● The records:
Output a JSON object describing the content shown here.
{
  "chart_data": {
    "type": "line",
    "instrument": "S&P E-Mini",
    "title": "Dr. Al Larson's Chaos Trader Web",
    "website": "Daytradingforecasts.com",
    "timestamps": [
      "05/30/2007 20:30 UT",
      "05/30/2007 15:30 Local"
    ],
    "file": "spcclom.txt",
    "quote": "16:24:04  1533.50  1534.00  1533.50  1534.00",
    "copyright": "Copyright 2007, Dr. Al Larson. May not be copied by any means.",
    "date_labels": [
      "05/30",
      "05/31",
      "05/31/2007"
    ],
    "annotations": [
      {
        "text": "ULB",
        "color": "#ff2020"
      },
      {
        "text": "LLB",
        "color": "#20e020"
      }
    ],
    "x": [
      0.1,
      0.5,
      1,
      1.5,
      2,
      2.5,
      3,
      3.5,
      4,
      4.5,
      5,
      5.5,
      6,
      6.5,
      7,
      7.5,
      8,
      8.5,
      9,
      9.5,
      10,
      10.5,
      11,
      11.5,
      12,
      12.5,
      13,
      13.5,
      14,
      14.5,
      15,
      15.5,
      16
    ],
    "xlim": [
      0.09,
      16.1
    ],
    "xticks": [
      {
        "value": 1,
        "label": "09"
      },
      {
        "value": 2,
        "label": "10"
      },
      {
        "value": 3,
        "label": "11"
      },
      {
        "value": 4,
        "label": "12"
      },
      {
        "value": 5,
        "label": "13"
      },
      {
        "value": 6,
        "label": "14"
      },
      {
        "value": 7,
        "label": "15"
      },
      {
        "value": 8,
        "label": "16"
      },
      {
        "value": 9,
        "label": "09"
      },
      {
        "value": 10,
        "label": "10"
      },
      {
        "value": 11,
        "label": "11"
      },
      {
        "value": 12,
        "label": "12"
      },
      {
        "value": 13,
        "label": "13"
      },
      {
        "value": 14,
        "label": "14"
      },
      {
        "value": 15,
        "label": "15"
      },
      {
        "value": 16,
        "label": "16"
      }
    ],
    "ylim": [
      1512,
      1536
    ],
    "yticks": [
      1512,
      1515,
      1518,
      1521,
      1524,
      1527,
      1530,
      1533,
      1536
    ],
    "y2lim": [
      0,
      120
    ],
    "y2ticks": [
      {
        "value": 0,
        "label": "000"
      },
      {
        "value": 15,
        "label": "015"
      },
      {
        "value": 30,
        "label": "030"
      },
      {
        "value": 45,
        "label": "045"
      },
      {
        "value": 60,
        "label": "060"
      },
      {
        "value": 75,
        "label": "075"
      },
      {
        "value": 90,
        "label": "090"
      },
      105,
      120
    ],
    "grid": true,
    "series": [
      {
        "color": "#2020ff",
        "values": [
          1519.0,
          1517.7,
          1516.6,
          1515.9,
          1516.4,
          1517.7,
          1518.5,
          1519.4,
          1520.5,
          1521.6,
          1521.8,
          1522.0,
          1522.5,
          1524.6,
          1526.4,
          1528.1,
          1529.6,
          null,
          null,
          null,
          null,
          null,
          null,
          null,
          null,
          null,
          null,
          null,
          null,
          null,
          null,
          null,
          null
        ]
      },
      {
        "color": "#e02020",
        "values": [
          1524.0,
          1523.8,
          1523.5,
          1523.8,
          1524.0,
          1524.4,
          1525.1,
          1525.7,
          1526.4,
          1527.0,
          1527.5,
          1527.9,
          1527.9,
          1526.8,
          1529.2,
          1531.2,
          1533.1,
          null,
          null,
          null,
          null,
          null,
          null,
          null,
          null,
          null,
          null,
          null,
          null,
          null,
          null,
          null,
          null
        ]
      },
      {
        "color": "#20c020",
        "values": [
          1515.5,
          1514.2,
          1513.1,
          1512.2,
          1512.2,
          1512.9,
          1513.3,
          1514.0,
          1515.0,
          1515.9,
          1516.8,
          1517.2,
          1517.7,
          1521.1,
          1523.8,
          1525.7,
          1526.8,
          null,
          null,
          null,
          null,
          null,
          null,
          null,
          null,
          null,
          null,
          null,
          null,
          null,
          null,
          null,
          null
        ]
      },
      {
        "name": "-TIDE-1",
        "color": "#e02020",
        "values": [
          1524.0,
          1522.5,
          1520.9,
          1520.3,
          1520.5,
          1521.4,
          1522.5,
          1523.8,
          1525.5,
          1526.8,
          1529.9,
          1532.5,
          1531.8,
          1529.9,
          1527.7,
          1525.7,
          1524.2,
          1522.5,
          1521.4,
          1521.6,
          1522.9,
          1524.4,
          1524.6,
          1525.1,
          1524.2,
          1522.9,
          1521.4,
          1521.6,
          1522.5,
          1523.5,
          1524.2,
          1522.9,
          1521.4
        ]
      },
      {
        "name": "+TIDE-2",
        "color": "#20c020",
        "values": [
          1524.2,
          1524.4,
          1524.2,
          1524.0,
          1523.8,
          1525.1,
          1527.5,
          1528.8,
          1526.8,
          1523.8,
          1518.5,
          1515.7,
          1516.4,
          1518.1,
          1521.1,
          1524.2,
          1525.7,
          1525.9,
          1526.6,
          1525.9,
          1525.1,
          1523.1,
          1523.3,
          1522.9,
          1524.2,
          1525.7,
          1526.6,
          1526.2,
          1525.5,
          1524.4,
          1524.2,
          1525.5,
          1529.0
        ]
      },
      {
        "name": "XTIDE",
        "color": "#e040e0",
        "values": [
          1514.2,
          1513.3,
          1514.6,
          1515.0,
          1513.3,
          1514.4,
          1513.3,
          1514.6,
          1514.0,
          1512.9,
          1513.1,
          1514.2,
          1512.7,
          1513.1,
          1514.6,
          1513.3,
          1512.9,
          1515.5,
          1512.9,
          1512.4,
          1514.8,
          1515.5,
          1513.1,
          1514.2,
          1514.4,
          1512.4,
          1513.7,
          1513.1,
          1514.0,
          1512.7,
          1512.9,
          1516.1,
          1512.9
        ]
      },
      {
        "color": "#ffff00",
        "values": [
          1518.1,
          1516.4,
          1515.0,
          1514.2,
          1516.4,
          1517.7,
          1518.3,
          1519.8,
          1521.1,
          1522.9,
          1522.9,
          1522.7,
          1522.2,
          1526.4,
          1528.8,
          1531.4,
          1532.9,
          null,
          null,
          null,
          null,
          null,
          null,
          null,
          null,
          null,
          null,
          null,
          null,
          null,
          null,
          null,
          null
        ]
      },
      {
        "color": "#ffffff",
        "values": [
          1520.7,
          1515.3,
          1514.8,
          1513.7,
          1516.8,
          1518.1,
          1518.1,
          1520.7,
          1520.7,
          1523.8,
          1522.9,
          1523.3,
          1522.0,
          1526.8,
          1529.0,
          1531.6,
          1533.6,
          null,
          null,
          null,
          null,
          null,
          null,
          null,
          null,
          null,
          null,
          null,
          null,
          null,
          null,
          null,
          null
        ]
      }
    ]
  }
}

● Instructions for the task: Reproduce all of the material above word for word.

● Result below:
Output a JSON object describing the content shown here.
{
  "chart_data": {
    "type": "line",
    "instrument": "S&P E-Mini",
    "title": "Dr. Al Larson's Chaos Trader Web",
    "website": "Daytradingforecasts.com",
    "timestamps": [
      "05/30/2007 20:30 UT",
      "05/30/2007 15:30 Local"
    ],
    "file": "spcclom.txt",
    "quote": "16:24:04  1533.50  1534.00  1533.50  1534.00",
    "copyright": "Copyright 2007, Dr. Al Larson. May not be copied by any means.",
    "date_labels": [
      "05/30",
      "05/31",
      "05/31/2007"
    ],
    "annotations": [
      {
        "text": "ULB",
        "color": "#ff2020"
      },
      {
        "text": "LLB",
        "color": "#20e020"
      }
    ],
    "x": [
      0.1,
      0.5,
      1,
      1.5,
      2,
      2.5,
      3,
      3.5,
      4,
      4.5,
      5,
      5.5,
      6,
      6.5,
      7,
      7.5,
      8,
      8.5,
      9,
      9.5,
      10,
      10.5,
      11,
      11.5,
      12,
      12.5,
      13,
      13.5,
      14,
      14.5,
      15,
      15.5,
      16
    ],
    "xlim": [
      0.09,
      16.1
    ],
    "xticks": [
      {
        "value": 1,
        "label": "09"
      },
      {
        "value": 2,
        "label": "10"
      },
      {
        "value": 3,
        "label": "11"
      },
      {
        "value": 4,
        "label": "12"
      },
      {
        "value": 5,
        "label": "13"
      },
      {
        "value": 6,
        "label": "14"
      },
      {
        "value": 7,
        "label": "15"
      },
      {
        "value": 8,
        "label": "16"
      },
      {
        "value": 9,
        "label": "09"
      },
      {
        "value": 10,
        "label": "10"
      },
      {
        "value": 11,
        "label": "11"
      },
      {
        "value": 12,
        "label": "12"
      },
      {
        "value": 13,
        "label": "13"
      },
      {
        "value": 14,
        "label": "14"
      },
      {
        "value": 15,
        "label": "15"
      },
      {
        "value": 16,
        "label": "16"
      }
    ],
    "ylim": [
      1512,
      1536
    ],
    "yticks": [
      1512,
      1515,
      1518,
      1521,
      1524,
      1527,
      1530,
      1533,
      1536
    ],
    "y2lim": [
      0,
      120
    ],
    "y2ticks": [
      {
        "value": 0,
        "label": "000"
      },
      {
        "value": 15,
        "label": "015"
      },
      {
        "value": 30,
        "label": "030"
      },
      {
        "value": 45,
        "label": "045"
      },
      {
        "value": 60,
        "label": "060"
      },
      {
        "value": 75,
        "label": "075"
      },
      {
        "value": 90,
        "label": "090"
      },
      105,
      120
    ],
    "grid": true,
    "series": [
      {
        "color": "#2020ff",
        "values": [
          1519.0,
          1517.7,
          1516.6,
          1515.9,
          1516.4,
          1517.7,
          1518.5,
          1519.4,
          1520.5,
          1521.6,
          1521.8,
          1522.0,
          1522.5,
          1524.6,
          1526.4,
          1528.1,
          1529.6,
          null,
          null,
          null,
          null,
          null,
          null,
          null,
          null,
          null,
          null,
          null,
          null,
          null,
          null,
          null,
          null
        ]
      },
      {
        "color": "#e02020",
        "values": [
          1524.0,
          1523.8,
          1523.5,
          1523.8,
          1524.0,
          1524.4,
          1525.1,
          1525.7,
          1526.4,
          1527.0,
          1527.5,
          1527.9,
          1527.9,
          1526.8,
          1529.2,
          1531.2,
          1533.1,
          null,
          null,
          null,
          null,
          null,
          null,
          null,
          null,
          null,
          null,
          null,
          null,
          null,
          null,
          null,
          null
        ]
      },
      {
        "color": "#20c020",
        "values": [
          1515.5,
          1514.2,
          1513.1,
          1512.2,
          1512.2,
          1512.9,
          1513.3,
          1514.0,
          1515.0,
          1515.9,
          1516.8,
          1517.2,
          1517.7,
          1521.1,
          1523.8,
          1525.7,
          1526.8,
          null,
          null,
          null,
          null,
          null,
          null,
          null,
          null,
          null,
          null,
          null,
          null,
          null,
          null,
          null,
          null
        ]
      },
      {
        "name": "-TIDE-1",
        "color": "#e02020",
        "values": [
          1524.0,
          1522.5,
          1520.9,
          1520.3,
          1520.5,
          1521.4,
          1522.5,
          1523.8,
          1525.5,
          1526.8,
          1529.9,
          1532.5,
          1531.8,
          1529.9,
          1527.7,
          1525.7,
          1524.2,
          1522.5,
          1521.4,
          1521.6,
          1522.9,
          1524.4,
          1524.6,
          1525.1,
          1524.2,
          1522.9,
          1521.4,
          1521.6,
          1522.5,
          1523.5,
          1524.2,
          1522.9,
          1521.4
        ]
      },
      {
        "name": "+TIDE-2",
        "color": "#20c020",
        "values": [
          1524.2,
          1524.4,
          1524.2,
          1524.0,
          1523.8,
          1525.1,
          1527.5,
          1528.8,
          1526.8,
          1523.8,
          1518.5,
          1515.7,
          1516.4,
          1518.1,
          1521.1,
          1524.2,
          1525.7,
          1525.9,
          1526.6,
          1525.9,
          1525.1,
          1523.1,
          1523.3,
          1522.9,
          1524.2,
          1525.7,
          1526.6,
          1526.2,
          1525.5,
          1524.4,
          1524.2,
          1525.5,
          1529.0
        ]
      },
      {
        "name": "XTIDE",
        "color": "#e040e0",
        "values": [
          1514.2,
          1513.3,
          1514.6,
          1515.0,
          1513.3,
          1514.4,
          1513.3,
          1514.6,
          1514.0,
          1512.9,
          1513.1,
          1514.2,
          1512.7,
          1513.1,
          1514.6,
          1513.3,
          1512.9,
          1515.5,
          1512.9,
          1512.4,
          1514.8,
          1515.5,
          1513.1,
          1514.2,
          1514.4,
          1512.4,
          1513.7,
          1513.1,
          1514.0,
          1512.7,
          1512.9,
          1516.1,
          1512.9
        ]
      },
      {
        "color": "#ffff00",
        "values": [
          1518.1,
          1516.4,
          1515.0,
          1514.2,
          1516.4,
          1517.7,
          1518.3,
          1519.8,
          1521.1,
          1522.9,
          1522.9,
          1522.7,
          1522.2,
          1526.4,
          1528.8,
          1531.4,
          1532.9,
          null,
          null,
          null,
          null,
          null,
          null,
          null,
          null,
          null,
          null,
          null,
          null,
          null,
          null,
          null,
          null
        ]
      },
      {
        "color": "#ffffff",
        "values": [
          1520.7,
          1515.3,
          1514.8,
          1513.7,
          1516.8,
          1518.1,
          1518.1,
          1520.7,
          1520.7,
          1523.8,
          1522.9,
          1523.3,
          1522.0,
          1526.8,
          1529.0,
          1531.6,
          1533.6,
          null,
          null,
          null,
          null,
          null,
          null,
          null,
          null,
          null,
          null,
          null,
          null,
          null,
          null,
          null,
          null
        ]
      }
    ]
  }
}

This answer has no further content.